Set task → Render every entry exactly as it appears.

Record excerpts →
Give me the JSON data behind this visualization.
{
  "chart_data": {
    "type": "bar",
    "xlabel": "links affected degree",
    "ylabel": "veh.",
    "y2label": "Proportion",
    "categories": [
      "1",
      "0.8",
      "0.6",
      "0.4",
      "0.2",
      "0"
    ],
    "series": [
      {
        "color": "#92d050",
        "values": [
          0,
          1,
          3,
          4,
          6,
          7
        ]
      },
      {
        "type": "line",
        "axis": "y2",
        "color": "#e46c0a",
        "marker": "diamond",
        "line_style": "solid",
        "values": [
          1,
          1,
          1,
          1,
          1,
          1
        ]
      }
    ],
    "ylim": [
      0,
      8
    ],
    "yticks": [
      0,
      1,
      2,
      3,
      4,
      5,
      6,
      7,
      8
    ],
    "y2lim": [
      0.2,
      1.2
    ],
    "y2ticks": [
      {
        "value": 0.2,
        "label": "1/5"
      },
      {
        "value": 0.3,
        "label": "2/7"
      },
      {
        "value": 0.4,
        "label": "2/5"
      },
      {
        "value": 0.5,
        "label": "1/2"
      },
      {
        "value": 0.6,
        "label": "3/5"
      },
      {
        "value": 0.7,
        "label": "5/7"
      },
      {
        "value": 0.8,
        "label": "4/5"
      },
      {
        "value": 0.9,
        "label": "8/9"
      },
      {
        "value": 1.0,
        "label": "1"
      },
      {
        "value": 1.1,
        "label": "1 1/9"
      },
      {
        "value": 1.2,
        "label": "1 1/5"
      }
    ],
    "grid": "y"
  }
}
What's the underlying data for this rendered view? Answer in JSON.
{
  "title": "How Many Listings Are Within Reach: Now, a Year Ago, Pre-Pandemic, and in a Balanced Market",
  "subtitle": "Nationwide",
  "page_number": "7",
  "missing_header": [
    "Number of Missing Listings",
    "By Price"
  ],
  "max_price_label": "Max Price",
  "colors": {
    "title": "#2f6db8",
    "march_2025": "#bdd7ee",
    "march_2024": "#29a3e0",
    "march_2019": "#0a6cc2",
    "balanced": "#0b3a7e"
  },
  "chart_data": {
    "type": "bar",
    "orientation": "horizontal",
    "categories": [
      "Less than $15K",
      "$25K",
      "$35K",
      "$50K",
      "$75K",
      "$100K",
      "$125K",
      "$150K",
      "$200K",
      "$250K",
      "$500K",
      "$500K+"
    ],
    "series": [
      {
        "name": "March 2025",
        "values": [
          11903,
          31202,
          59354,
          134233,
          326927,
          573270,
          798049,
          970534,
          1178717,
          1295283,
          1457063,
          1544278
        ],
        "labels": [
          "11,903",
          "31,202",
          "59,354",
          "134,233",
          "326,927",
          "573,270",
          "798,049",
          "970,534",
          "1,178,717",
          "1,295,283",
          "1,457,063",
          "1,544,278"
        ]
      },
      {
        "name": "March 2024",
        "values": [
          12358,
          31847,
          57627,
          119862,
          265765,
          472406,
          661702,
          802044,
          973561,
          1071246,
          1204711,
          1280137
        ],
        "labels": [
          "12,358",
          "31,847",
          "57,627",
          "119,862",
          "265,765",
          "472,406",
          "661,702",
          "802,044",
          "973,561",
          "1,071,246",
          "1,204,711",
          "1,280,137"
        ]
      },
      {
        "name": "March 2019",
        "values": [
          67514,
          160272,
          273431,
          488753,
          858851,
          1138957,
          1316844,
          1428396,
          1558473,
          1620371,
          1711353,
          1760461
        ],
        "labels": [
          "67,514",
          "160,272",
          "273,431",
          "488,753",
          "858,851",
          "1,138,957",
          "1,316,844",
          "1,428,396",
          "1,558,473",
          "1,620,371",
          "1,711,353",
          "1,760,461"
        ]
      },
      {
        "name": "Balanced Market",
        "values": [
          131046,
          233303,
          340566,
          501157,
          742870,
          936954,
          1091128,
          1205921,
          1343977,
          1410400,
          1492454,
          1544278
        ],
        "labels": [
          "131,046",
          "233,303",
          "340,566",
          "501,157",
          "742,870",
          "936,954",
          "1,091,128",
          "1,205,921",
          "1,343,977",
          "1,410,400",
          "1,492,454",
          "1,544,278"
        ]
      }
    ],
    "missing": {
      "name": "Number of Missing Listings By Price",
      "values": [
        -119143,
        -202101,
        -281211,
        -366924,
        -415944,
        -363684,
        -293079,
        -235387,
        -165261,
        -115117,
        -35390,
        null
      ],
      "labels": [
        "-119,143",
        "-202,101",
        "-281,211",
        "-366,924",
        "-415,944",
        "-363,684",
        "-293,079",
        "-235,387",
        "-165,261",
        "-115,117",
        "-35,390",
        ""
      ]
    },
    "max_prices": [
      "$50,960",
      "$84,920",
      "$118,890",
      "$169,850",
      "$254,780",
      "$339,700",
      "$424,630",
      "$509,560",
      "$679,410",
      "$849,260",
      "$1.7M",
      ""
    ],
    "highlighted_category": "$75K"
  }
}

Solution →
Give me the JSON data behind this visualization.
{
  "chart_data": {
    "type": "bar",
    "xlabel": "links affected degree",
    "ylabel": "veh.",
    "y2label": "Proportion",
    "categories": [
      "1",
      "0.8",
      "0.6",
      "0.4",
      "0.2",
      "0"
    ],
    "series": [
      {
        "color": "#92d050",
        "values": [
          0,
          1,
          3,
          4,
          6,
          7
        ]
      },
      {
        "type": "line",
        "axis": "y2",
        "color": "#e46c0a",
        "marker": "diamond",
        "line_style": "solid",
        "values": [
          1,
          1,
          1,
          1,
          1,
          1
        ]
      }
    ],
    "ylim": [
      0,
      8
    ],
    "yticks": [
      0,
      1,
      2,
      3,
      4,
      5,
      6,
      7,
      8
    ],
    "y2lim": [
      0.2,
      1.2
    ],
    "y2ticks": [
      {
        "value": 0.2,
        "label": "1/5"
      },
      {
        "value": 0.3,
        "label": "2/7"
      },
      {
        "value": 0.4,
        "label": "2/5"
      },
      {
        "value": 0.5,
        "label": "1/2"
      },
      {
        "value": 0.6,
        "label": "3/5"
      },
      {
        "value": 0.7,
        "label": "5/7"
      },
      {
        "value": 0.8,
        "label": "4/5"
      },
      {
        "value": 0.9,
        "label": "8/9"
      },
      {
        "value": 1.0,
        "label": "1"
      },
      {
        "value": 1.1,
        "label": "1 1/9"
      },
      {
        "value": 1.2,
        "label": "1 1/5"
      }
    ],
    "grid": "y"
  }
}
What's the underlying data for this rendered view? Answer in JSON.
{
  "title": "How Many Listings Are Within Reach: Now, a Year Ago, Pre-Pandemic, and in a Balanced Market",
  "subtitle": "Nationwide",
  "page_number": "7",
  "missing_header": [
    "Number of Missing Listings",
    "By Price"
  ],
  "max_price_label": "Max Price",
  "colors": {
    "title": "#2f6db8",
    "march_2025": "#bdd7ee",
    "march_2024": "#29a3e0",
    "march_2019": "#0a6cc2",
    "balanced": "#0b3a7e"
  },
  "chart_data": {
    "type": "bar",
    "orientation": "horizontal",
    "categories": [
      "Less than $15K",
      "$25K",
      "$35K",
      "$50K",
      "$75K",
      "$100K",
      "$125K",
      "$150K",
      "$200K",
      "$250K",
      "$500K",
      "$500K+"
    ],
    "series": [
      {
        "name": "March 2025",
        "values": [
          11903,
          31202,
          59354,
          134233,
          326927,
          573270,
          798049,
          970534,
          1178717,
          1295283,
          1457063,
          1544278
        ],
        "labels": [
          "11,903",
          "31,202",
          "59,354",
          "134,233",
          "326,927",
          "573,270",
          "798,049",
          "970,534",
          "1,178,717",
          "1,295,283",
          "1,457,063",
          "1,544,278"
        ]
      },
      {
        "name": "March 2024",
        "values": [
          12358,
          31847,
          57627,
          119862,
          265765,
          472406,
          661702,
          802044,
          973561,
          1071246,
          1204711,
          1280137
        ],
        "labels": [
          "12,358",
          "31,847",
          "57,627",
          "119,862",
          "265,765",
          "472,406",
          "661,702",
          "802,044",
          "973,561",
          "1,071,246",
          "1,204,711",
          "1,280,137"
        ]
      },
      {
        "name": "March 2019",
        "values": [
          67514,
          160272,
          273431,
          488753,
          858851,
          1138957,
          1316844,
          1428396,
          1558473,
          1620371,
          1711353,
          1760461
        ],
        "labels": [
          "67,514",
          "160,272",
          "273,431",
          "488,753",
          "858,851",
          "1,138,957",
          "1,316,844",
          "1,428,396",
          "1,558,473",
          "1,620,371",
          "1,711,353",
          "1,760,461"
        ]
      },
      {
        "name": "Balanced Market",
        "values": [
          131046,
          233303,
          340566,
          501157,
          742870,
          936954,
          1091128,
          1205921,
          1343977,
          1410400,
          1492454,
          1544278
        ],
        "labels": [
          "131,046",
          "233,303",
          "340,566",
          "501,157",
          "742,870",
          "936,954",
          "1,091,128",
          "1,205,921",
          "1,343,977",
          "1,410,400",
          "1,492,454",
          "1,544,278"
        ]
      }
    ],
    "missing": {
      "name": "Number of Missing Listings By Price",
      "values": [
        -119143,
        -202101,
        -281211,
        -366924,
        -415944,
        -363684,
        -293079,
        -235387,
        -165261,
        -115117,
        -35390,
        null
      ],
      "labels": [
        "-119,143",
        "-202,101",
        "-281,211",
        "-366,924",
        "-415,944",
        "-363,684",
        "-293,079",
        "-235,387",
        "-165,261",
        "-115,117",
        "-35,390",
        ""
      ]
    },
    "max_prices": [
      "$50,960",
      "$84,920",
      "$118,890",
      "$169,850",
      "$254,780",
      "$339,700",
      "$424,630",
      "$509,560",
      "$679,410",
      "$849,260",
      "$1.7M",
      ""
    ],
    "highlighted_category": "$75K"
  }
}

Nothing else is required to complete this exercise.